_DIRECTIONS FOR THIS TASK:_ Copy only what runs from the line containing "Output the text content of this document." through the end of the material below, line for line, with both ends included.

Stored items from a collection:
#####

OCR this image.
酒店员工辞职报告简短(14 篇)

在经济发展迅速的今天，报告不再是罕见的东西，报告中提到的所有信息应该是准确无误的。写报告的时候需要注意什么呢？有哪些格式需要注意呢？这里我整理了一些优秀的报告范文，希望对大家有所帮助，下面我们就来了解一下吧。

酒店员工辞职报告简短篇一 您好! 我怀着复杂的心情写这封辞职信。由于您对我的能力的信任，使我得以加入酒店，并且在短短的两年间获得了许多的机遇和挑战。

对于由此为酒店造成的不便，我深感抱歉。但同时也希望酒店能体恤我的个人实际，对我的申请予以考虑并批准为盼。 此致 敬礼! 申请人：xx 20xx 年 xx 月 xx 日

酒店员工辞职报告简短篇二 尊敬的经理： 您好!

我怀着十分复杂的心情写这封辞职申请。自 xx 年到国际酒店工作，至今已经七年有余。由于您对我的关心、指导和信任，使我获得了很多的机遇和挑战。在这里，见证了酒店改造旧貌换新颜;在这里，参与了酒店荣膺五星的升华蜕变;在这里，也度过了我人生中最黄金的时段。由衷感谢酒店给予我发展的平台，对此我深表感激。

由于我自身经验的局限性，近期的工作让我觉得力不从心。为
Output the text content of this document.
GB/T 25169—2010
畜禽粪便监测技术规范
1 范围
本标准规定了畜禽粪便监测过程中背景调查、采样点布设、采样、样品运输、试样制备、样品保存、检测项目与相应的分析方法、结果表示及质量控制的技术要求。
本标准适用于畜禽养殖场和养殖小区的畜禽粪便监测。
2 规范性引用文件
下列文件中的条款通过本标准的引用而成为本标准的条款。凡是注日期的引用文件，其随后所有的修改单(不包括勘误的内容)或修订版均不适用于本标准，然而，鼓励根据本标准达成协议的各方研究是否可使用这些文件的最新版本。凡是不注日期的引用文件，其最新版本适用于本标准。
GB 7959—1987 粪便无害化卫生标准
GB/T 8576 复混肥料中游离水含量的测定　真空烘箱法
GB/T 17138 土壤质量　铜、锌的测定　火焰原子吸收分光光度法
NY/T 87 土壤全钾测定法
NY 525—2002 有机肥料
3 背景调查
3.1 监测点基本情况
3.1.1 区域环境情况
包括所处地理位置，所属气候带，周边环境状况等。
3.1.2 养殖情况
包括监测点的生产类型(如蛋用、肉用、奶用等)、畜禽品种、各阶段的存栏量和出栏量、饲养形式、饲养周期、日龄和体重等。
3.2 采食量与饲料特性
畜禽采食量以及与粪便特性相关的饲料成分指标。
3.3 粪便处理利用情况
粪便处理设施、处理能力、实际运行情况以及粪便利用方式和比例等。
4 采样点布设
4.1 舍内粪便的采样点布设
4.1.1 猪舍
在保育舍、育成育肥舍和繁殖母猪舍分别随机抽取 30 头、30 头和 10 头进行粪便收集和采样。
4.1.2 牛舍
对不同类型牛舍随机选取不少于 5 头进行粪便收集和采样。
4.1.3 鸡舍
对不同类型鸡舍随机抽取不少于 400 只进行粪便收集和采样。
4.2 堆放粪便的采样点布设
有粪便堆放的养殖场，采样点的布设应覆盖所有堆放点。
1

#####

_REPLY:_
Output the text content of this document.
GB/T 25169—2010
畜禽粪便监测技术规范
1 范围
本标准规定了畜禽粪便监测过程中背景调查、采样点布设、采样、样品运输、试样制备、样品保存、检测项目与相应的分析方法、结果表示及质量控制的技术要求。
本标准适用于畜禽养殖场和养殖小区的畜禽粪便监测。
2 规范性引用文件
下列文件中的条款通过本标准的引用而成为本标准的条款。凡是注日期的引用文件，其随后所有的修改单(不包括勘误的内容)或修订版均不适用于本标准，然而，鼓励根据本标准达成协议的各方研究是否可使用这些文件的最新版本。凡是不注日期的引用文件，其最新版本适用于本标准。
GB 7959—1987 粪便无害化卫生标准
GB/T 8576 复混肥料中游离水含量的测定　真空烘箱法
GB/T 17138 土壤质量　铜、锌的测定　火焰原子吸收分光光度法
NY/T 87 土壤全钾测定法
NY 525—2002 有机肥料
3 背景调查
3.1 监测点基本情况
3.1.1 区域环境情况
包括所处地理位置，所属气候带，周边环境状况等。
3.1.2 养殖情况
包括监测点的生产类型(如蛋用、肉用、奶用等)、畜禽品种、各阶段的存栏量和出栏量、饲养形式、饲养周期、日龄和体重等。
3.2 采食量与饲料特性
畜禽采食量以及与粪便特性相关的饲料成分指标。
3.3 粪便处理利用情况
粪便处理设施、处理能力、实际运行情况以及粪便利用方式和比例等。
4 采样点布设
4.1 舍内粪便的采样点布设
4.1.1 猪舍
在保育舍、育成育肥舍和繁殖母猪舍分别随机抽取 30 头、30 头和 10 头进行粪便收集和采样。
4.1.2 牛舍
对不同类型牛舍随机选取不少于 5 头进行粪便收集和采样。
4.1.3 鸡舍
对不同类型鸡舍随机抽取不少于 400 只进行粪便收集和采样。
4.2 堆放粪便的采样点布设
有粪便堆放的养殖场，采样点的布设应覆盖所有堆放点。
1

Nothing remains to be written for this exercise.